### EXERCISE REQUIREMENTS:
Your task is to repeat the listing exactly.

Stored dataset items
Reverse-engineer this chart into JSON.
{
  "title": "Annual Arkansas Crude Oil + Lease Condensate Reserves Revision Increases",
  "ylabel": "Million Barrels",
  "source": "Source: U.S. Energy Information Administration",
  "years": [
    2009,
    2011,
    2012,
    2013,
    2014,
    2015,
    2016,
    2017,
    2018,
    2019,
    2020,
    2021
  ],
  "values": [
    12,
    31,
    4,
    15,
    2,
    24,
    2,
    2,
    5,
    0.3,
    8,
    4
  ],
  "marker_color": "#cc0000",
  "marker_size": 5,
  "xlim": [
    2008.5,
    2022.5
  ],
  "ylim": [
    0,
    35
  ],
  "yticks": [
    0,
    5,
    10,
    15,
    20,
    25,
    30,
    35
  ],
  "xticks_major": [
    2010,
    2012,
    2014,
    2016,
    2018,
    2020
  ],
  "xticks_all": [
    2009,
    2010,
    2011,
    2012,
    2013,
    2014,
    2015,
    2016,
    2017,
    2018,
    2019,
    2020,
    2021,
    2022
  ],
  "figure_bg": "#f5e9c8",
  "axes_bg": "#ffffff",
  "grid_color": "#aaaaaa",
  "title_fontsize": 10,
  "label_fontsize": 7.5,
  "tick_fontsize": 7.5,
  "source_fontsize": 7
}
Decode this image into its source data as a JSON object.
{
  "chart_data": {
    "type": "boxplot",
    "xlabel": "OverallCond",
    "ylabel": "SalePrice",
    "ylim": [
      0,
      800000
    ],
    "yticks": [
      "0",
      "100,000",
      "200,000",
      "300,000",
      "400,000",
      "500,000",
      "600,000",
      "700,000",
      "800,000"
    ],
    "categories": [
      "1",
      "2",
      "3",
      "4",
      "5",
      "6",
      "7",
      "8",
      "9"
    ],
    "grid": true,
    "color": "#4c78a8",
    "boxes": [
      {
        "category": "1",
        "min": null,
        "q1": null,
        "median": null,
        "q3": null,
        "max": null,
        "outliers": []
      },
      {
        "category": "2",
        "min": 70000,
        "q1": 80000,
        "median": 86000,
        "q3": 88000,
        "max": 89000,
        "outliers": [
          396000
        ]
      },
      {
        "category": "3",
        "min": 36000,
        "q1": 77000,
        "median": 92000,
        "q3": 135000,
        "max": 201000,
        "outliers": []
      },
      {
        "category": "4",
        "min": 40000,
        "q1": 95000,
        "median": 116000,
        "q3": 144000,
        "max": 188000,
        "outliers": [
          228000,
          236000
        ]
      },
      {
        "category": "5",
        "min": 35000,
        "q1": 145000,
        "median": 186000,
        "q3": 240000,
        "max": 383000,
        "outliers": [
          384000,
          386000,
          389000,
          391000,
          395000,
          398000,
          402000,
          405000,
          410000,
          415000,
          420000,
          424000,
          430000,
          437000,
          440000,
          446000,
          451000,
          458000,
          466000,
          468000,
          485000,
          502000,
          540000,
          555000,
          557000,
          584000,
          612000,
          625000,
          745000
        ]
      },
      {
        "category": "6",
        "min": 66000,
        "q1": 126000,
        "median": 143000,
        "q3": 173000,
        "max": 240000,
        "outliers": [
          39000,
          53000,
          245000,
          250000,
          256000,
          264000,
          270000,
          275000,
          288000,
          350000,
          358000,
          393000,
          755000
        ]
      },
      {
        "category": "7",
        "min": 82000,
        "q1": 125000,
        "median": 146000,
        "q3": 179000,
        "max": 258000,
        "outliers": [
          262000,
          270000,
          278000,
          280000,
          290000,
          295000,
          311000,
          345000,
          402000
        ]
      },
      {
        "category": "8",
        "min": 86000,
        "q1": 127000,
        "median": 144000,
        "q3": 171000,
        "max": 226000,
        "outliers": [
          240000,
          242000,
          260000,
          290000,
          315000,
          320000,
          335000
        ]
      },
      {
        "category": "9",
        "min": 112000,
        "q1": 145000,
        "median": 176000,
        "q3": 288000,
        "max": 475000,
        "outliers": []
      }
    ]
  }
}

### ANSWER TO THE EXERCISE:
Reverse-engineer this chart into JSON.
{
  "title": "Annual Arkansas Crude Oil + Lease Condensate Reserves Revision Increases",
  "ylabel": "Million Barrels",
  "source": "Source: U.S. Energy Information Administration",
  "years": [
    2009,
    2011,
    2012,
    2013,
    2014,
    2015,
    2016,
    2017,
    2018,
    2019,
    2020,
    2021
  ],
  "values": [
    12,
    31,
    4,
    15,
    2,
    24,
    2,
    2,
    5,
    0.3,
    8,
    4
  ],
  "marker_color": "#cc0000",
  "marker_size": 5,
  "xlim": [
    2008.5,
    2022.5
  ],
  "ylim": [
    0,
    35
  ],
  "yticks": [
    0,
    5,
    10,
    15,
    20,
    25,
    30,
    35
  ],
  "xticks_major": [
    2010,
    2012,
    2014,
    2016,
    2018,
    2020
  ],
  "xticks_all": [
    2009,
    2010,
    2011,
    2012,
    2013,
    2014,
    2015,
    2016,
    2017,
    2018,
    2019,
    2020,
    2021,
    2022
  ],
  "figure_bg": "#f5e9c8",
  "axes_bg": "#ffffff",
  "grid_color": "#aaaaaa",
  "title_fontsize": 10,
  "label_fontsize": 7.5,
  "tick_fontsize": 7.5,
  "source_fontsize": 7
}
Decode this image into its source data as a JSON object.
{
  "chart_data": {
    "type": "boxplot",
    "xlabel": "OverallCond",
    "ylabel": "SalePrice",
    "ylim": [
      0,
      800000
    ],
    "yticks": [
      "0",
      "100,000",
      "200,000",
      "300,000",
      "400,000",
      "500,000",
      "600,000",
      "700,000",
      "800,000"
    ],
    "categories": [
      "1",
      "2",
      "3",
      "4",
      "5",
      "6",
      "7",
      "8",
      "9"
    ],
    "grid": true,
    "color": "#4c78a8",
    "boxes": [
      {
        "category": "1",
        "min": null,
        "q1": null,
        "median": null,
        "q3": null,
        "max": null,
        "outliers": []
      },
      {
        "category": "2",
        "min": 70000,
        "q1": 80000,
        "median": 86000,
        "q3": 88000,
        "max": 89000,
        "outliers": [
          396000
        ]
      },
      {
        "category": "3",
        "min": 36000,
        "q1": 77000,
        "median": 92000,
        "q3": 135000,
        "max": 201000,
        "outliers": []
      },
      {
        "category": "4",
        "min": 40000,
        "q1": 95000,
        "median": 116000,
        "q3": 144000,
        "max": 188000,
        "outliers": [
          228000,
          236000
        ]
      },
      {
        "category": "5",
        "min": 35000,
        "q1": 145000,
        "median": 186000,
        "q3": 240000,
        "max": 383000,
        "outliers": [
          384000,
          386000,
          389000,
          391000,
          395000,
          398000,
          402000,
          405000,
          410000,
          415000,
          420000,
          424000,
          430000,
          437000,
          440000,
          446000,
          451000,
          458000,
          466000,
          468000,
          485000,
          502000,
          540000,
          555000,
          557000,
          584000,
          612000,
          625000,
          745000
        ]
      },
      {
        "category": "6",
        "min": 66000,
        "q1": 126000,
        "median": 143000,
        "q3": 173000,
        "max": 240000,
        "outliers": [
          39000,
          53000,
          245000,
          250000,
          256000,
          264000,
          270000,
          275000,
          288000,
          350000,
          358000,
          393000,
          755000
        ]
      },
      {
        "category": "7",
        "min": 82000,
        "q1": 125000,
        "median": 146000,
        "q3": 179000,
        "max": 258000,
        "outliers": [
          262000,
          270000,
          278000,
          280000,
          290000,
          295000,
          311000,
          345000,
          402000
        ]
      },
      {
        "category": "8",
        "min": 86000,
        "q1": 127000,
        "median": 144000,
        "q3": 171000,
        "max": 226000,
        "outliers": [
          240000,
          242000,
          260000,
          290000,
          315000,
          320000,
          335000
        ]
      },
      {
        "category": "9",
        "min": 112000,
        "q1": 145000,
        "median": 176000,
        "q3": 288000,
        "max": 475000,
        "outliers": []
      }
    ]
  }
}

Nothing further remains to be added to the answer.